[Dataset excerpts]
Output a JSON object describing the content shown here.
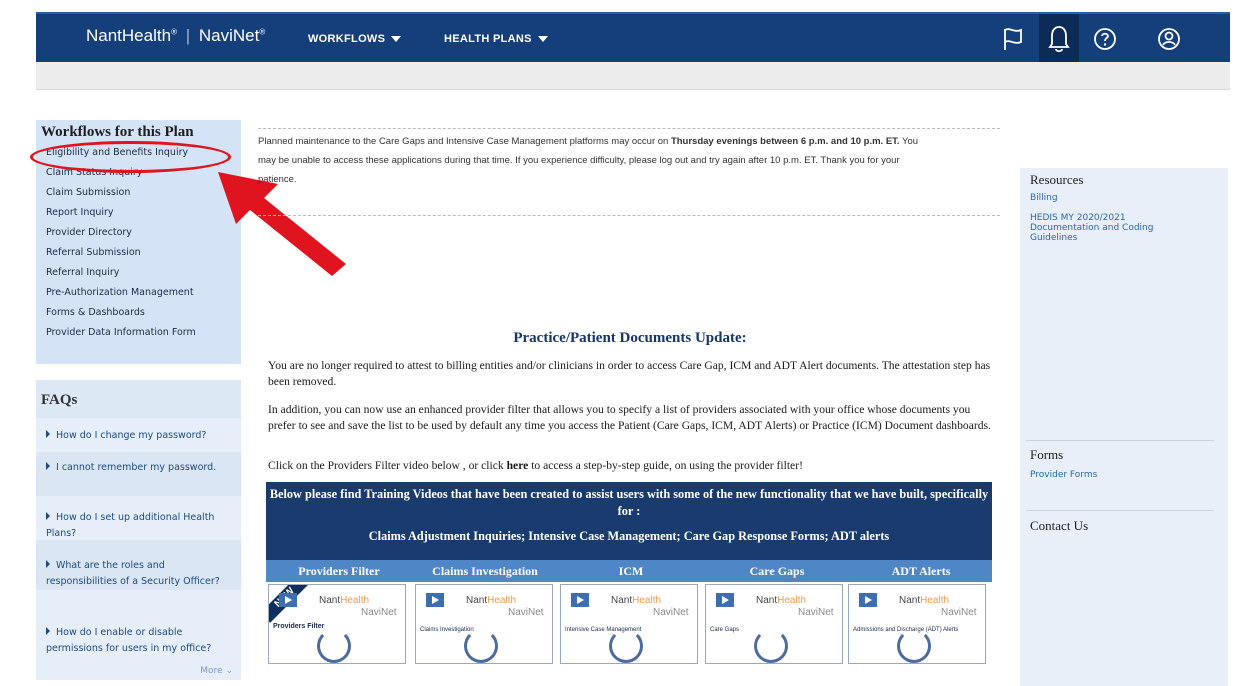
{
  "topbar": {
    "brand_left": "NantHealth",
    "brand_right": "NaviNet",
    "nav_workflows": "WORKFLOWS",
    "nav_health_plans": "HEALTH PLANS",
    "icons": [
      "flag-icon",
      "bell-icon",
      "help-icon",
      "user-icon"
    ]
  },
  "workflows": {
    "title": "Workflows for this Plan",
    "items": [
      "Eligibility and Benefits Inquiry",
      "Claim Status Inquiry",
      "Claim Submission",
      "Report Inquiry",
      "Provider Directory",
      "Referral Submission",
      "Referral Inquiry",
      "Pre-Authorization Management",
      "Forms & Dashboards",
      "Provider Data Information Form"
    ]
  },
  "faqs": {
    "title": "FAQs",
    "items": [
      "How do I change my password?",
      "I cannot remember my password.",
      "How do I set up additional Health Plans?",
      "What are the roles and responsibilities of a Security Officer?",
      "How do I enable or disable permissions for users in my office?"
    ],
    "more": "More"
  },
  "notice": {
    "line1_a": "Planned maintenance to the Care Gaps and Intensive Case Management platforms may occur on ",
    "line1_b": "Thursday evenings between 6 p.m. and 10 p.m. ET.",
    "line1_c": " You",
    "line2": "may be unable to access these applications during that time. If you experience difficulty, please log out and try again after 10 p.m. ET. Thank you for your",
    "line3": "patience."
  },
  "main": {
    "title": "Practice/Patient Documents Update:",
    "para1": "You are no longer required to attest to billing entities and/or clinicians in order to access Care Gap, ICM and ADT Alert documents. The attestation step has been removed.",
    "para2": "In addition, you can now use an enhanced provider filter that allows you to specify a list of providers associated with your office whose documents you prefer to see and save the list to be used by default any time you access the Patient (Care Gaps, ICM, ADT Alerts) or Practice (ICM) Document dashboards.",
    "para3_a": "Click on the Providers Filter video below , or click ",
    "para3_link": "here",
    "para3_b": " to access a step-by-step guide, on using the provider filter!",
    "video_intro": "Below please find Training Videos that have been created to assist users with some of the new functionality that we have built, specifically for :",
    "video_topics": "Claims Adjustment Inquiries; Intensive Case Management; Care Gap Response Forms; ADT alerts",
    "tabs": [
      "Providers Filter",
      "Claims Investigation",
      "ICM",
      "Care Gaps",
      "ADT Alerts"
    ],
    "thumb_captions": [
      "Providers Filter",
      "Claims Investigation",
      "Intensive Case Management",
      "Care Gaps",
      "Admissions and Discharge (ADT) Alerts"
    ],
    "thumb_logo_a": "Nant",
    "thumb_logo_b": "Health",
    "thumb_logo_c": "NaviNet",
    "new_badge": "NEW"
  },
  "right": {
    "resources_title": "Resources",
    "resources_links": [
      "Billing",
      "HEDIS MY 2020/2021 Documentation and Coding Guidelines"
    ],
    "forms_title": "Forms",
    "forms_links": [
      "Provider Forms"
    ],
    "contact_title": "Contact Us"
  },
  "colors": {
    "nav_bg": "#143f7a",
    "video_bg": "#1a3b6e",
    "annotation_red": "#e0141e"
  }
}
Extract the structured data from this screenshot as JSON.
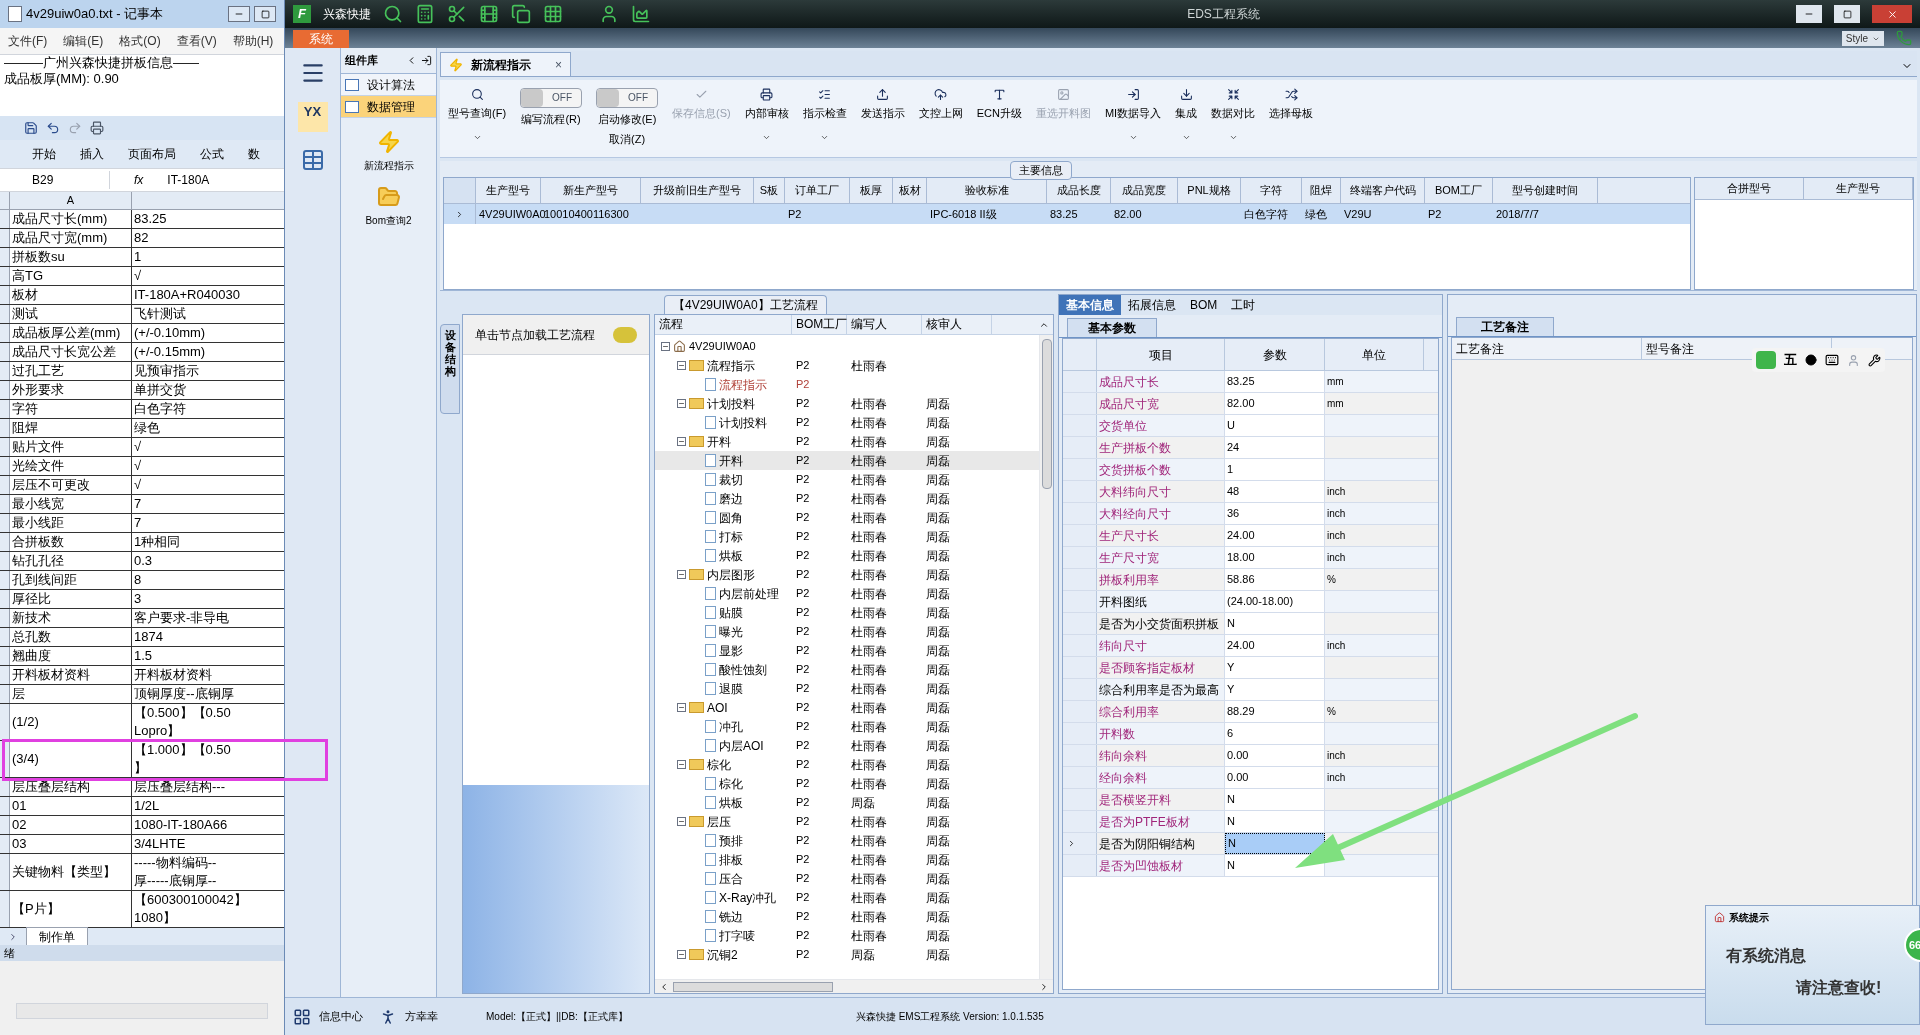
{
  "notepad": {
    "title": "4v29uiw0a0.txt - 记事本",
    "menu": [
      "文件(F)",
      "编辑(E)",
      "格式(O)",
      "查看(V)",
      "帮助(H)"
    ],
    "lines": [
      "———广州兴森快捷拼板信息——",
      "成品板厚(MM): 0.90"
    ]
  },
  "excel": {
    "ribbon_tabs": [
      "开始",
      "插入",
      "页面布局",
      "公式",
      "数"
    ],
    "name_box": "B29",
    "fx": "fx",
    "formula": "IT-180A",
    "column": "A",
    "sheet_tab": "制作单",
    "status": "绪",
    "rows": [
      {
        "a": "成品尺寸长(mm)",
        "b": [
          "83.25"
        ]
      },
      {
        "a": "成品尺寸宽(mm)",
        "b": [
          "82"
        ]
      },
      {
        "a": "拼板数su",
        "b": [
          "1"
        ]
      },
      {
        "a": "高TG",
        "b": [
          "√"
        ]
      },
      {
        "a": "板材",
        "b": [
          "IT-180A+R040030"
        ]
      },
      {
        "a": "测试",
        "b": [
          "飞针测试"
        ]
      },
      {
        "a": "成品板厚公差(mm)",
        "b": [
          "(+/-0.10mm)"
        ]
      },
      {
        "a": "成品尺寸长宽公差",
        "b": [
          "(+/-0.15mm)"
        ]
      },
      {
        "a": "过孔工艺",
        "b": [
          "见预审指示"
        ]
      },
      {
        "a": "外形要求",
        "b": [
          "单拼交货"
        ]
      },
      {
        "a": "字符",
        "b": [
          "白色字符"
        ]
      },
      {
        "a": "阻焊",
        "b": [
          "绿色"
        ]
      },
      {
        "a": "贴片文件",
        "b": [
          "√"
        ]
      },
      {
        "a": "光绘文件",
        "b": [
          "√"
        ]
      },
      {
        "a": "层压不可更改",
        "b": [
          "√"
        ]
      },
      {
        "a": "最小线宽",
        "b": [
          "7"
        ]
      },
      {
        "a": "最小线距",
        "b": [
          "7"
        ]
      },
      {
        "a": "合拼板数",
        "b": [
          "1种相同"
        ]
      },
      {
        "a": "钻孔孔径",
        "b": [
          "0.3"
        ]
      },
      {
        "a": "孔到线间距",
        "b": [
          "8"
        ]
      },
      {
        "a": "厚径比",
        "b": [
          "3"
        ]
      },
      {
        "a": "新技术",
        "b": [
          "客户要求-非导电"
        ]
      },
      {
        "a": "总孔数",
        "b": [
          "1874"
        ]
      },
      {
        "a": "翘曲度",
        "b": [
          "1.5"
        ]
      },
      {
        "a": "开料板材资料",
        "b": [
          "开料板材资料"
        ]
      },
      {
        "a": "层",
        "b": [
          "顶铜厚度--底铜厚"
        ]
      },
      {
        "a": "(1/2)",
        "b": [
          "【0.500】【0.50",
          "Lopro】"
        ]
      },
      {
        "a": "(3/4)",
        "b": [
          "【1.000】【0.50",
          "】"
        ]
      },
      {
        "a": "层压叠层结构",
        "b": [
          "层压叠层结构---"
        ]
      },
      {
        "a": "01",
        "b": [
          "1/2L"
        ]
      },
      {
        "a": "02",
        "b": [
          "1080-IT-180A66"
        ]
      },
      {
        "a": "03",
        "b": [
          "3/4LHTE"
        ]
      },
      {
        "a": "关键物料【类型】",
        "b": [
          "-----物料编码--",
          "厚-----底铜厚--"
        ]
      },
      {
        "a": "【P片】",
        "b": [
          "【600300100042】",
          "1080】"
        ]
      }
    ]
  },
  "app": {
    "logo": "F",
    "brand": "兴森快捷",
    "title": "EDS工程系统",
    "system_tab": "系统",
    "style": "Style",
    "rail_logo": "YX"
  },
  "component_panel": {
    "title": "组件库",
    "items": [
      {
        "label": "设计算法",
        "selected": false
      },
      {
        "label": "数据管理",
        "selected": true
      }
    ],
    "tools": [
      "新流程指示",
      "Bom查询2"
    ]
  },
  "doc_tab": {
    "label": "新流程指示",
    "close": "×"
  },
  "toolbar": [
    {
      "kind": "button",
      "label": "型号查询(F)",
      "disabled": false,
      "dropdown": true
    },
    {
      "kind": "toggle",
      "label": "编写流程(R)",
      "toggle_text": "OFF",
      "on": false
    },
    {
      "kind": "toggle",
      "label": "启动修改(E)",
      "sublabel": "取消(Z)",
      "toggle_text": "OFF",
      "on": false
    },
    {
      "kind": "button",
      "label": "保存信息(S)",
      "disabled": true,
      "dropdown": false
    },
    {
      "kind": "button",
      "label": "内部审核",
      "disabled": false,
      "dropdown": true
    },
    {
      "kind": "button",
      "label": "指示检查",
      "disabled": false,
      "dropdown": true
    },
    {
      "kind": "button",
      "label": "发送指示",
      "disabled": false,
      "dropdown": false
    },
    {
      "kind": "button",
      "label": "文控上网",
      "disabled": false,
      "dropdown": false
    },
    {
      "kind": "button",
      "label": "ECN升级",
      "disabled": false,
      "dropdown": false
    },
    {
      "kind": "button",
      "label": "重选开料图",
      "disabled": true,
      "dropdown": false
    },
    {
      "kind": "button",
      "label": "MI数据导入",
      "disabled": false,
      "dropdown": true
    },
    {
      "kind": "button",
      "label": "集成",
      "disabled": false,
      "dropdown": true
    },
    {
      "kind": "button",
      "label": "数据对比",
      "disabled": false,
      "dropdown": true
    },
    {
      "kind": "button",
      "label": "选择母板",
      "disabled": false,
      "dropdown": false
    }
  ],
  "main_info": {
    "title": "主要信息",
    "columns": [
      "生产型号",
      "新生产型号",
      "升级前旧生产型号",
      "S板",
      "订单工厂",
      "板厚",
      "板材",
      "验收标准",
      "成品长度",
      "成品宽度",
      "PNL规格",
      "字符",
      "阻焊",
      "终端客户代码",
      "BOM工厂",
      "型号创建时间"
    ],
    "rows": [
      {
        "selected": true,
        "cells": [
          "4V29UIW0A0",
          "10010400116300",
          null,
          null,
          "P2",
          null,
          null,
          "IPC-6018 II级",
          "83.25",
          "82.00",
          null,
          "白色字符",
          "绿色",
          "V29U",
          "P2",
          "2018/7/7"
        ]
      }
    ],
    "side_columns": [
      "合拼型号",
      "生产型号"
    ]
  },
  "device_panel": {
    "vertical_tab": "设备结构",
    "hint": "单击节点加载工艺流程"
  },
  "process": {
    "title": "【4V29UIW0A0】工艺流程",
    "columns": [
      "流程",
      "BOM工厂",
      "编写人",
      "核审人"
    ],
    "root": {
      "label": "4V29UIW0A0",
      "expanded": true,
      "selected": false,
      "pending": false,
      "children": [
        {
          "label": "流程指示",
          "bom": "P2",
          "writer": "杜雨春",
          "expanded": true,
          "selected": false,
          "pending": false,
          "children": [
            {
              "label": "流程指示",
              "bom": "P2",
              "selected": false,
              "pending": true
            }
          ]
        },
        {
          "label": "计划投料",
          "bom": "P2",
          "writer": "杜雨春",
          "reviewer": "周磊",
          "expanded": true,
          "selected": false,
          "pending": false,
          "children": [
            {
              "label": "计划投料",
              "bom": "P2",
              "writer": "杜雨春",
              "reviewer": "周磊",
              "selected": false,
              "pending": false
            }
          ]
        },
        {
          "label": "开料",
          "bom": "P2",
          "writer": "杜雨春",
          "reviewer": "周磊",
          "expanded": true,
          "selected": false,
          "pending": false,
          "children": [
            {
              "label": "开料",
              "bom": "P2",
              "writer": "杜雨春",
              "reviewer": "周磊",
              "selected": true,
              "pending": false
            },
            {
              "label": "裁切",
              "bom": "P2",
              "writer": "杜雨春",
              "reviewer": "周磊",
              "selected": false,
              "pending": false
            },
            {
              "label": "磨边",
              "bom": "P2",
              "writer": "杜雨春",
              "reviewer": "周磊",
              "selected": false,
              "pending": false
            },
            {
              "label": "圆角",
              "bom": "P2",
              "writer": "杜雨春",
              "reviewer": "周磊",
              "selected": false,
              "pending": false
            },
            {
              "label": "打标",
              "bom": "P2",
              "writer": "杜雨春",
              "reviewer": "周磊",
              "selected": false,
              "pending": false
            },
            {
              "label": "烘板",
              "bom": "P2",
              "writer": "杜雨春",
              "reviewer": "周磊",
              "selected": false,
              "pending": false
            }
          ]
        },
        {
          "label": "内层图形",
          "bom": "P2",
          "writer": "杜雨春",
          "reviewer": "周磊",
          "expanded": true,
          "selected": false,
          "pending": false,
          "children": [
            {
              "label": "内层前处理",
              "bom": "P2",
              "writer": "杜雨春",
              "reviewer": "周磊",
              "selected": false,
              "pending": false
            },
            {
              "label": "贴膜",
              "bom": "P2",
              "writer": "杜雨春",
              "reviewer": "周磊",
              "selected": false,
              "pending": false
            },
            {
              "label": "曝光",
              "bom": "P2",
              "writer": "杜雨春",
              "reviewer": "周磊",
              "selected": false,
              "pending": false
            },
            {
              "label": "显影",
              "bom": "P2",
              "writer": "杜雨春",
              "reviewer": "周磊",
              "selected": false,
              "pending": false
            },
            {
              "label": "酸性蚀刻",
              "bom": "P2",
              "writer": "杜雨春",
              "reviewer": "周磊",
              "selected": false,
              "pending": false
            },
            {
              "label": "退膜",
              "bom": "P2",
              "writer": "杜雨春",
              "reviewer": "周磊",
              "selected": false,
              "pending": false
            }
          ]
        },
        {
          "label": "AOI",
          "bom": "P2",
          "writer": "杜雨春",
          "reviewer": "周磊",
          "expanded": true,
          "selected": false,
          "pending": false,
          "children": [
            {
              "label": "冲孔",
              "bom": "P2",
              "writer": "杜雨春",
              "reviewer": "周磊",
              "selected": false,
              "pending": false
            },
            {
              "label": "内层AOI",
              "bom": "P2",
              "writer": "杜雨春",
              "reviewer": "周磊",
              "selected": false,
              "pending": false
            }
          ]
        },
        {
          "label": "棕化",
          "bom": "P2",
          "writer": "杜雨春",
          "reviewer": "周磊",
          "expanded": true,
          "selected": false,
          "pending": false,
          "children": [
            {
              "label": "棕化",
              "bom": "P2",
              "writer": "杜雨春",
              "reviewer": "周磊",
              "selected": false,
              "pending": false
            },
            {
              "label": "烘板",
              "bom": "P2",
              "writer": "周磊",
              "reviewer": "周磊",
              "selected": false,
              "pending": false
            }
          ]
        },
        {
          "label": "层压",
          "bom": "P2",
          "writer": "杜雨春",
          "reviewer": "周磊",
          "expanded": true,
          "selected": false,
          "pending": false,
          "children": [
            {
              "label": "预排",
              "bom": "P2",
              "writer": "杜雨春",
              "reviewer": "周磊",
              "selected": false,
              "pending": false
            },
            {
              "label": "排板",
              "bom": "P2",
              "writer": "杜雨春",
              "reviewer": "周磊",
              "selected": false,
              "pending": false
            },
            {
              "label": "压合",
              "bom": "P2",
              "writer": "杜雨春",
              "reviewer": "周磊",
              "selected": false,
              "pending": false
            },
            {
              "label": "X-Ray冲孔",
              "bom": "P2",
              "writer": "杜雨春",
              "reviewer": "周磊",
              "selected": false,
              "pending": false
            },
            {
              "label": "铣边",
              "bom": "P2",
              "writer": "杜雨春",
              "reviewer": "周磊",
              "selected": false,
              "pending": false
            },
            {
              "label": "打字唛",
              "bom": "P2",
              "writer": "杜雨春",
              "reviewer": "周磊",
              "selected": false,
              "pending": false
            }
          ]
        },
        {
          "label": "沉铜2",
          "bom": "P2",
          "writer": "周磊",
          "reviewer": "周磊",
          "expanded": true,
          "selected": false,
          "pending": false
        }
      ]
    }
  },
  "info_tabs": [
    {
      "label": "基本信息",
      "selected": true
    },
    {
      "label": "拓展信息",
      "selected": false
    },
    {
      "label": "BOM",
      "selected": false
    },
    {
      "label": "工时",
      "selected": false
    }
  ],
  "basic_params": {
    "tab": "基本参数",
    "columns": [
      "项目",
      "参数",
      "单位"
    ],
    "rows": [
      {
        "item": "成品尺寸长",
        "value": "83.25",
        "unit": "mm",
        "required": true,
        "selected": false
      },
      {
        "item": "成品尺寸宽",
        "value": "82.00",
        "unit": "mm",
        "required": true,
        "selected": false
      },
      {
        "item": "交货单位",
        "value": "U",
        "required": true,
        "selected": false
      },
      {
        "item": "生产拼板个数",
        "value": "24",
        "required": true,
        "selected": false
      },
      {
        "item": "交货拼板个数",
        "value": "1",
        "required": true,
        "selected": false
      },
      {
        "item": "大料纬向尺寸",
        "value": "48",
        "unit": "inch",
        "required": true,
        "selected": false
      },
      {
        "item": "大料经向尺寸",
        "value": "36",
        "unit": "inch",
        "required": true,
        "selected": false
      },
      {
        "item": "生产尺寸长",
        "value": "24.00",
        "unit": "inch",
        "required": true,
        "selected": false
      },
      {
        "item": "生产尺寸宽",
        "value": "18.00",
        "unit": "inch",
        "required": true,
        "selected": false
      },
      {
        "item": "拼板利用率",
        "value": "58.86",
        "unit": "%",
        "required": true,
        "selected": false
      },
      {
        "item": "开料图纸",
        "value": "(24.00-18.00)",
        "required": false,
        "selected": false
      },
      {
        "item": "是否为小交货面积拼板",
        "value": "N",
        "required": false,
        "selected": false
      },
      {
        "item": "纬向尺寸",
        "value": "24.00",
        "unit": "inch",
        "required": true,
        "selected": false
      },
      {
        "item": "是否顾客指定板材",
        "value": "Y",
        "required": true,
        "selected": false
      },
      {
        "item": "综合利用率是否为最高",
        "value": "Y",
        "required": false,
        "selected": false
      },
      {
        "item": "综合利用率",
        "value": "88.29",
        "unit": "%",
        "required": true,
        "selected": false
      },
      {
        "item": "开料数",
        "value": "6",
        "required": true,
        "selected": false
      },
      {
        "item": "纬向余料",
        "value": "0.00",
        "unit": "inch",
        "required": true,
        "selected": false
      },
      {
        "item": "经向余料",
        "value": "0.00",
        "unit": "inch",
        "required": true,
        "selected": false
      },
      {
        "item": "是否横竖开料",
        "value": "N",
        "required": true,
        "selected": false
      },
      {
        "item": "是否为PTFE板材",
        "value": "N",
        "required": true,
        "selected": false
      },
      {
        "item": "是否为阴阳铜结构",
        "value": "N",
        "required": false,
        "selected": true
      },
      {
        "item": "是否为凹蚀板材",
        "value": "N",
        "required": true,
        "selected": false
      }
    ]
  },
  "notes": {
    "tab": "工艺备注",
    "columns": [
      "工艺备注",
      "型号备注"
    ]
  },
  "ime": {
    "mode": "五"
  },
  "status_bar": {
    "info_center": "信息中心",
    "user": "方幸幸",
    "model": "Model:【正式】||DB:【正式库】",
    "version": "兴森快捷 EMS工程系统 Version: 1.0.1.535"
  },
  "popup": {
    "title": "系统提示",
    "line1": "有系统消息",
    "line2": "请注意查收!",
    "badge": "66"
  }
}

What you will do
Return each line among the entries that holds the word "Referral".

Worked answer
      "Referral Submission",
      "Referral Inquiry",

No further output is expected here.